[Collection entries]
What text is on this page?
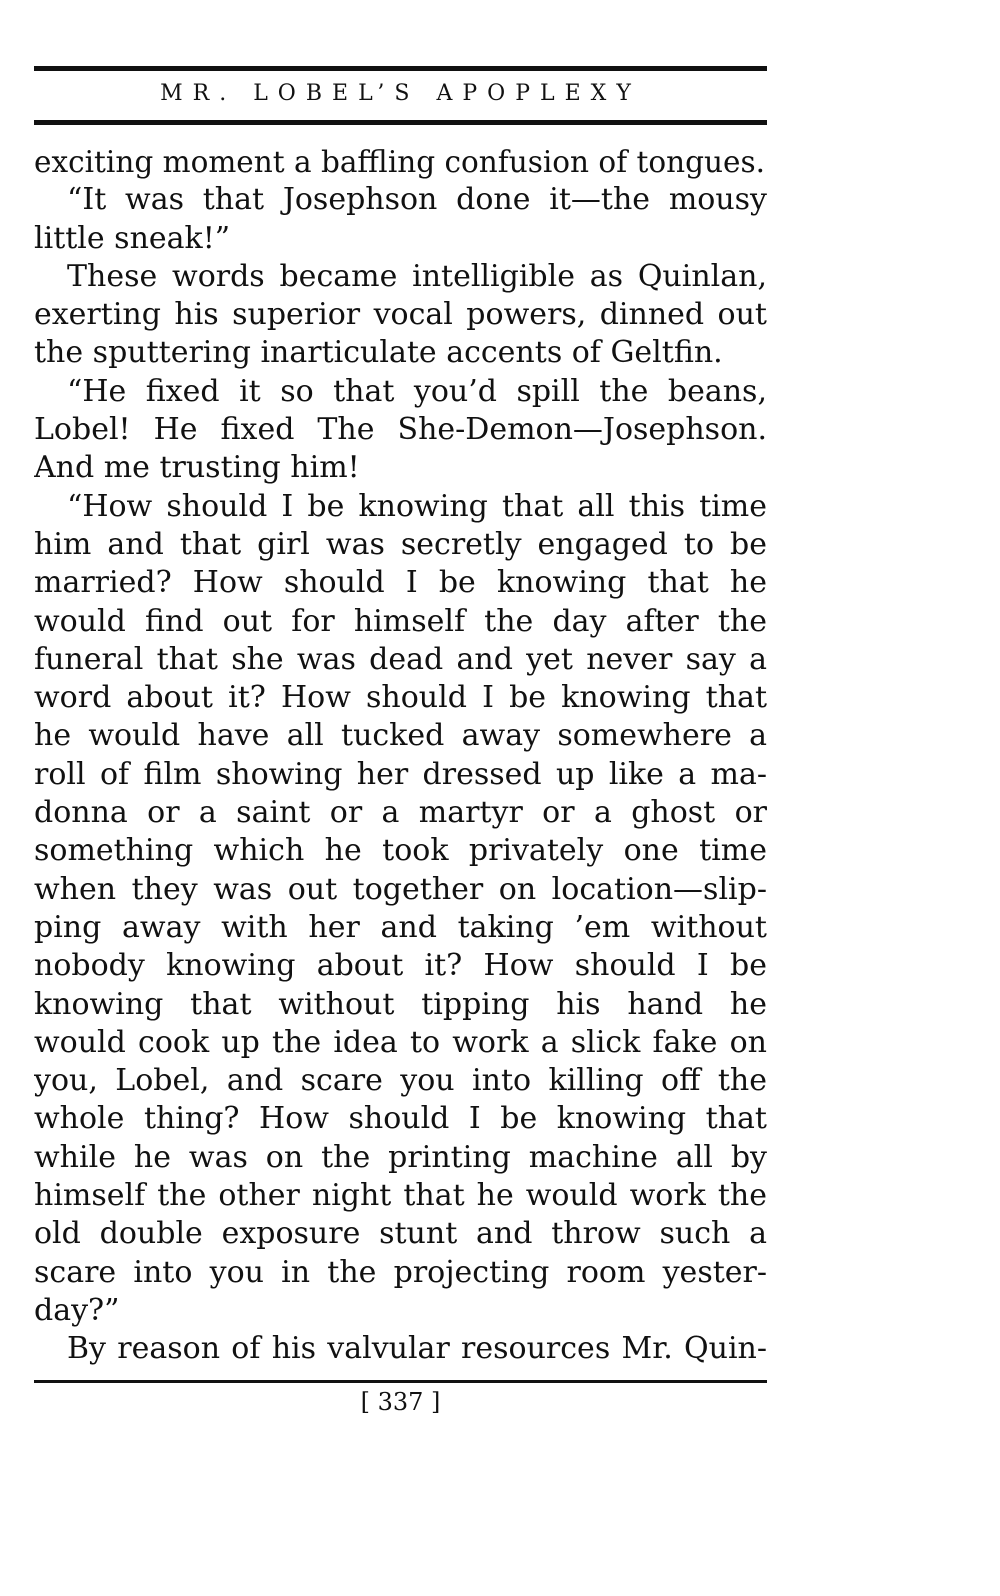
MR. LOBEL’S APOPLEXY
exciting moment a baffling confusion of tongues.
“It was that Josephson done it—the mousy
little sneak!”
These words became intelligible as Quinlan,
exerting his superior vocal powers, dinned out
the sputtering inarticulate accents of Geltfin.
“He fixed it so that you’d spill the beans,
Lobel! He fixed The She-Demon—Josephson.
And me trusting him!
“How should I be knowing that all this time
him and that girl was secretly engaged to be
married? How should I be knowing that he
would find out for himself the day after the
funeral that she was dead and yet never say a
word about it? How should I be knowing that
he would have all tucked away somewhere a
roll of film showing her dressed up like a ma-
donna or a saint or a martyr or a ghost or
something which he took privately one time
when they was out together on location—slip-
ping away with her and taking ’em without
nobody knowing about it? How should I be
knowing that without tipping his hand he
would cook up the idea to work a slick fake on
you, Lobel, and scare you into killing off the
whole thing? How should I be knowing that
while he was on the printing machine all by
himself the other night that he would work the
old double exposure stunt and throw such a
scare into you in the projecting room yester-
day?”
By reason of his valvular resources Mr. Quin-
[ 337 ]
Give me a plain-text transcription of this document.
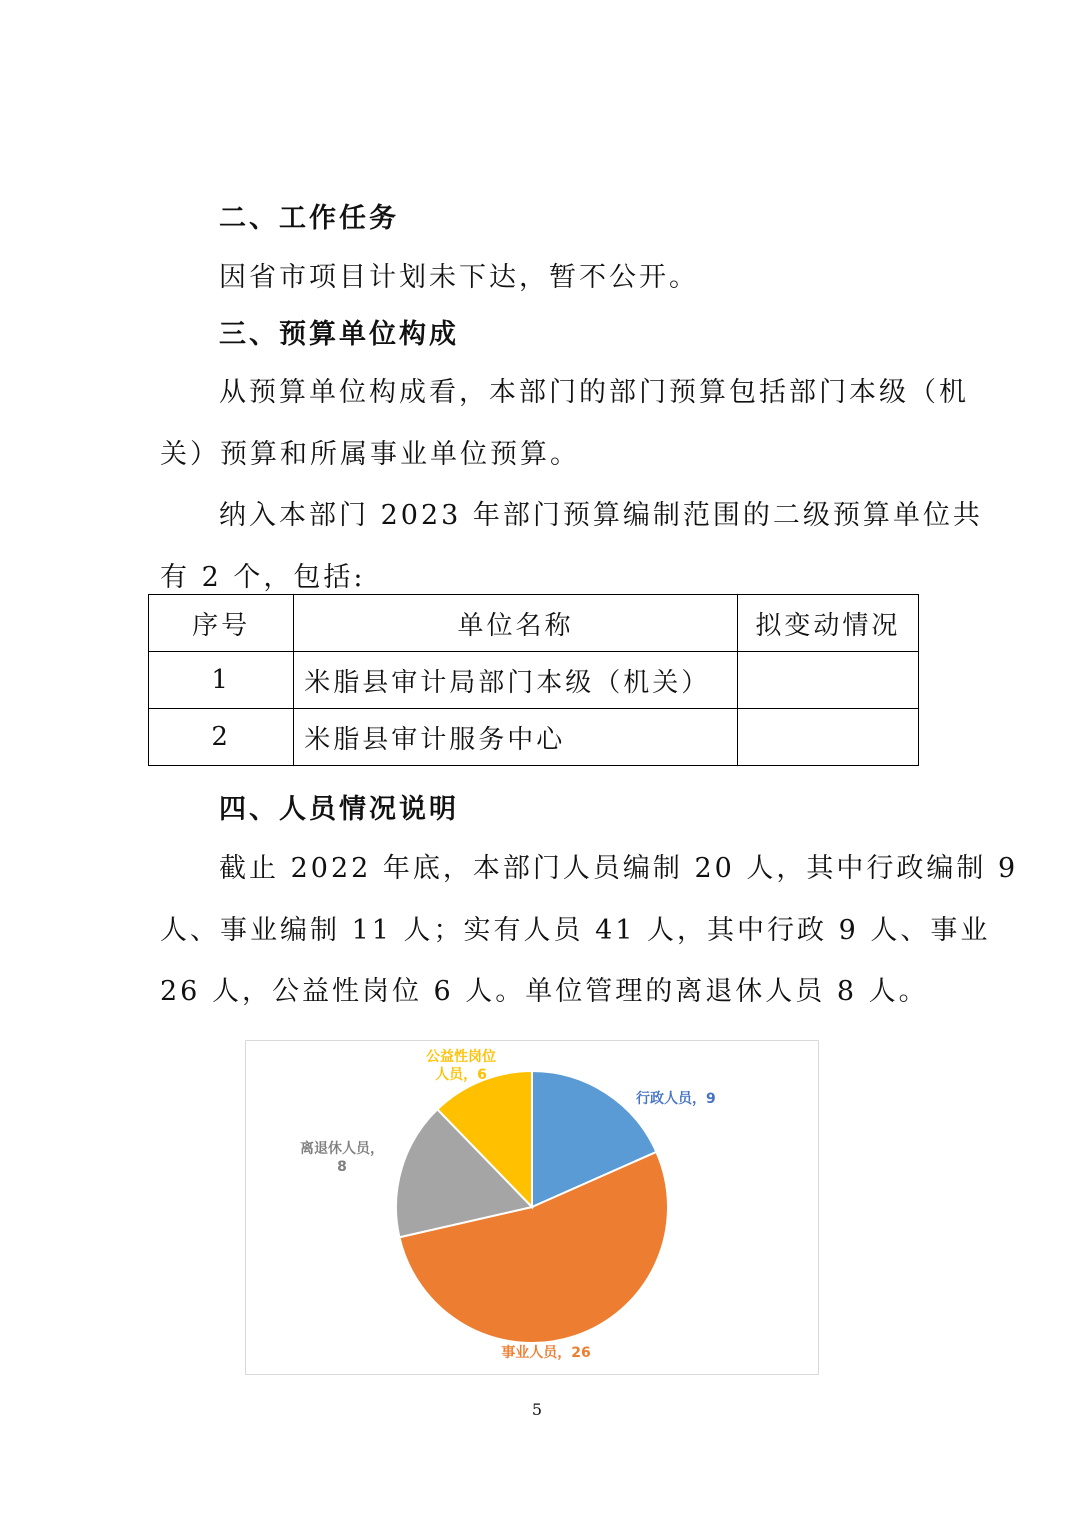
二、工作任务
因省市项目计划未下达，暂不公开。
三、预算单位构成
从预算单位构成看，本部门的部门预算包括部门本级（机
关）预算和所属事业单位预算。
纳入本部门 2023 年部门预算编制范围的二级预算单位共
有 2 个，包括:
序号	单位名称	拟变动情况
1	米脂县审计局部门本级（机关）	
2	米脂县审计服务中心	
四、人员情况说明
截止 2022 年底，本部门人员编制 20 人，其中行政编制 9
人、事业编制 11 人；实有人员 41 人，其中行政 9 人、事业
26 人，公益性岗位 6 人。单位管理的离退休人员 8 人。
行政人员，9
事业人员，26
离退休人员， 8
公益性岗位人员，6
5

*PROBLEM STATEMENT:*
Restate the data above word for word. Skip every picture.

*ANSWER:*
What text is on this page?
MR. LOBEL’S APOPLEXY
exciting moment a baffling confusion of tongues.
“It was that Josephson done it—the mousy
little sneak!”
These words became intelligible as Quinlan,
exerting his superior vocal powers, dinned out
the sputtering inarticulate accents of Geltfin.
“He fixed it so that you’d spill the beans,
Lobel! He fixed The She-Demon—Josephson.
And me trusting him!
“How should I be knowing that all this time
him and that girl was secretly engaged to be
married? How should I be knowing that he
would find out for himself the day after the
funeral that she was dead and yet never say a
word about it? How should I be knowing that
he would have all tucked away somewhere a
roll of film showing her dressed up like a ma-
donna or a saint or a martyr or a ghost or
something which he took privately one time
when they was out together on location—slip-
ping away with her and taking ’em without
nobody knowing about it? How should I be
knowing that without tipping his hand he
would cook up the idea to work a slick fake on
you, Lobel, and scare you into killing off the
whole thing? How should I be knowing that
while he was on the printing machine all by
himself the other night that he would work the
old double exposure stunt and throw such a
scare into you in the projecting room yester-
day?”
By reason of his valvular resources Mr. Quin-
[ 337 ]
Give me a plain-text transcription of this document.
二、工作任务
因省市项目计划未下达，暂不公开。
三、预算单位构成
从预算单位构成看，本部门的部门预算包括部门本级（机
关）预算和所属事业单位预算。
纳入本部门 2023 年部门预算编制范围的二级预算单位共
有 2 个，包括:
序号	单位名称	拟变动情况
1	米脂县审计局部门本级（机关）	
2	米脂县审计服务中心	
四、人员情况说明
截止 2022 年底，本部门人员编制 20 人，其中行政编制 9
人、事业编制 11 人；实有人员 41 人，其中行政 9 人、事业
26 人，公益性岗位 6 人。单位管理的离退休人员 8 人。
行政人员，9
事业人员，26
离退休人员， 8
公益性岗位人员，6
5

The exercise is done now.